GIVEN DATA
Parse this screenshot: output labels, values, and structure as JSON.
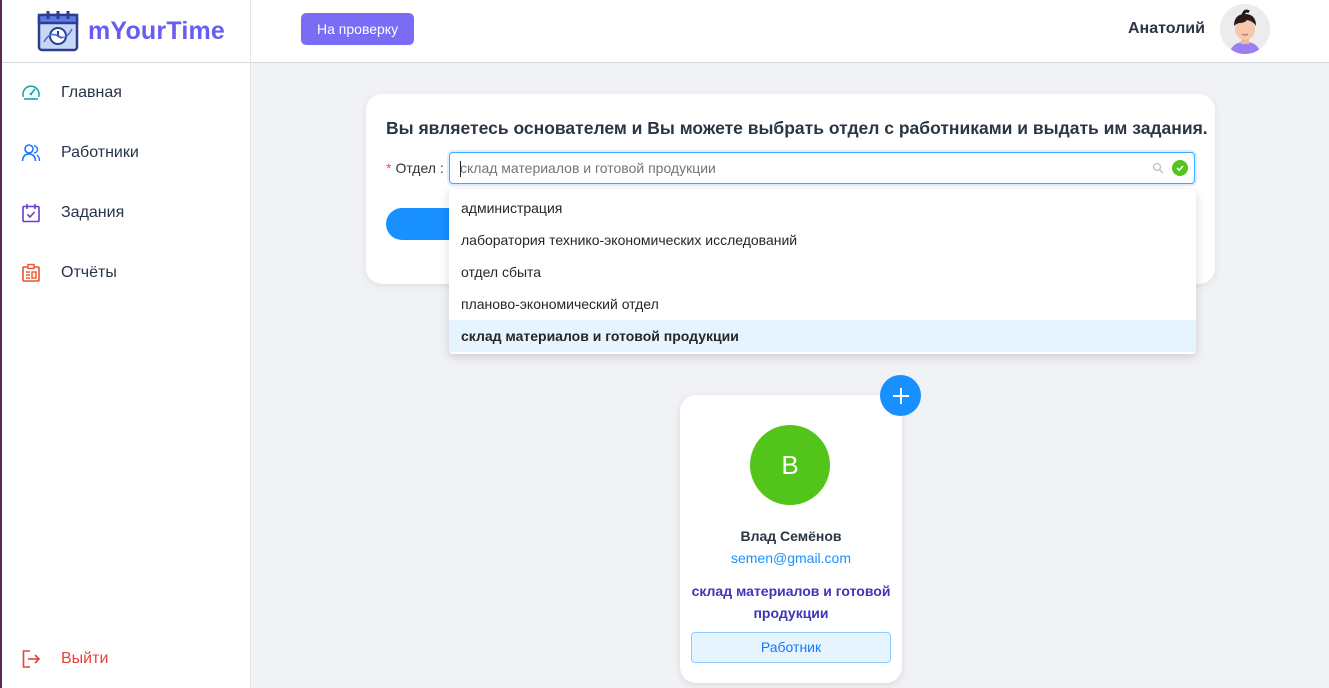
{
  "app": {
    "name": "mYourTime"
  },
  "header": {
    "review_label": "На проверку",
    "user_name": "Анатолий"
  },
  "sidebar": {
    "items": [
      {
        "label": "Главная",
        "icon": "dashboard-icon"
      },
      {
        "label": "Работники",
        "icon": "users-icon"
      },
      {
        "label": "Задания",
        "icon": "calendar-check-icon"
      },
      {
        "label": "Отчёты",
        "icon": "reports-icon"
      }
    ],
    "logout_label": "Выйти"
  },
  "form": {
    "title": "Вы являетесь основателем и Вы можете выбрать отдел с работниками и выдать им задания.",
    "required_mark": "*",
    "department_label": "Отдел :",
    "department_value": "склад материалов и готовой продукции"
  },
  "dropdown": {
    "options": [
      "администрация",
      "лаборатория технико-экономических исследований",
      "отдел сбыта",
      "планово-экономический отдел",
      "склад материалов и готовой продукции"
    ],
    "selected_index": 4
  },
  "worker": {
    "initial": "В",
    "name": "Влад Семёнов",
    "email": "semen@gmail.com",
    "department": "склад материалов и готовой продукции",
    "role": "Работник"
  },
  "colors": {
    "brand": "#6a5cf0",
    "primary": "#1890ff",
    "success": "#52c41a",
    "danger": "#e8413d"
  }
}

GIVEN TASK
Images do not belong in the copy; reproduce all other parts of the records above verbatim.

REPLY
Parse this screenshot: output labels, values, and structure as JSON.
{
  "app": {
    "name": "mYourTime"
  },
  "header": {
    "review_label": "На проверку",
    "user_name": "Анатолий"
  },
  "sidebar": {
    "items": [
      {
        "label": "Главная",
        "icon": "dashboard-icon"
      },
      {
        "label": "Работники",
        "icon": "users-icon"
      },
      {
        "label": "Задания",
        "icon": "calendar-check-icon"
      },
      {
        "label": "Отчёты",
        "icon": "reports-icon"
      }
    ],
    "logout_label": "Выйти"
  },
  "form": {
    "title": "Вы являетесь основателем и Вы можете выбрать отдел с работниками и выдать им задания.",
    "required_mark": "*",
    "department_label": "Отдел :",
    "department_value": "склад материалов и готовой продукции"
  },
  "dropdown": {
    "options": [
      "администрация",
      "лаборатория технико-экономических исследований",
      "отдел сбыта",
      "планово-экономический отдел",
      "склад материалов и готовой продукции"
    ],
    "selected_index": 4
  },
  "worker": {
    "initial": "В",
    "name": "Влад Семёнов",
    "email": "semen@gmail.com",
    "department": "склад материалов и готовой продукции",
    "role": "Работник"
  },
  "colors": {
    "brand": "#6a5cf0",
    "primary": "#1890ff",
    "success": "#52c41a",
    "danger": "#e8413d"
  }
}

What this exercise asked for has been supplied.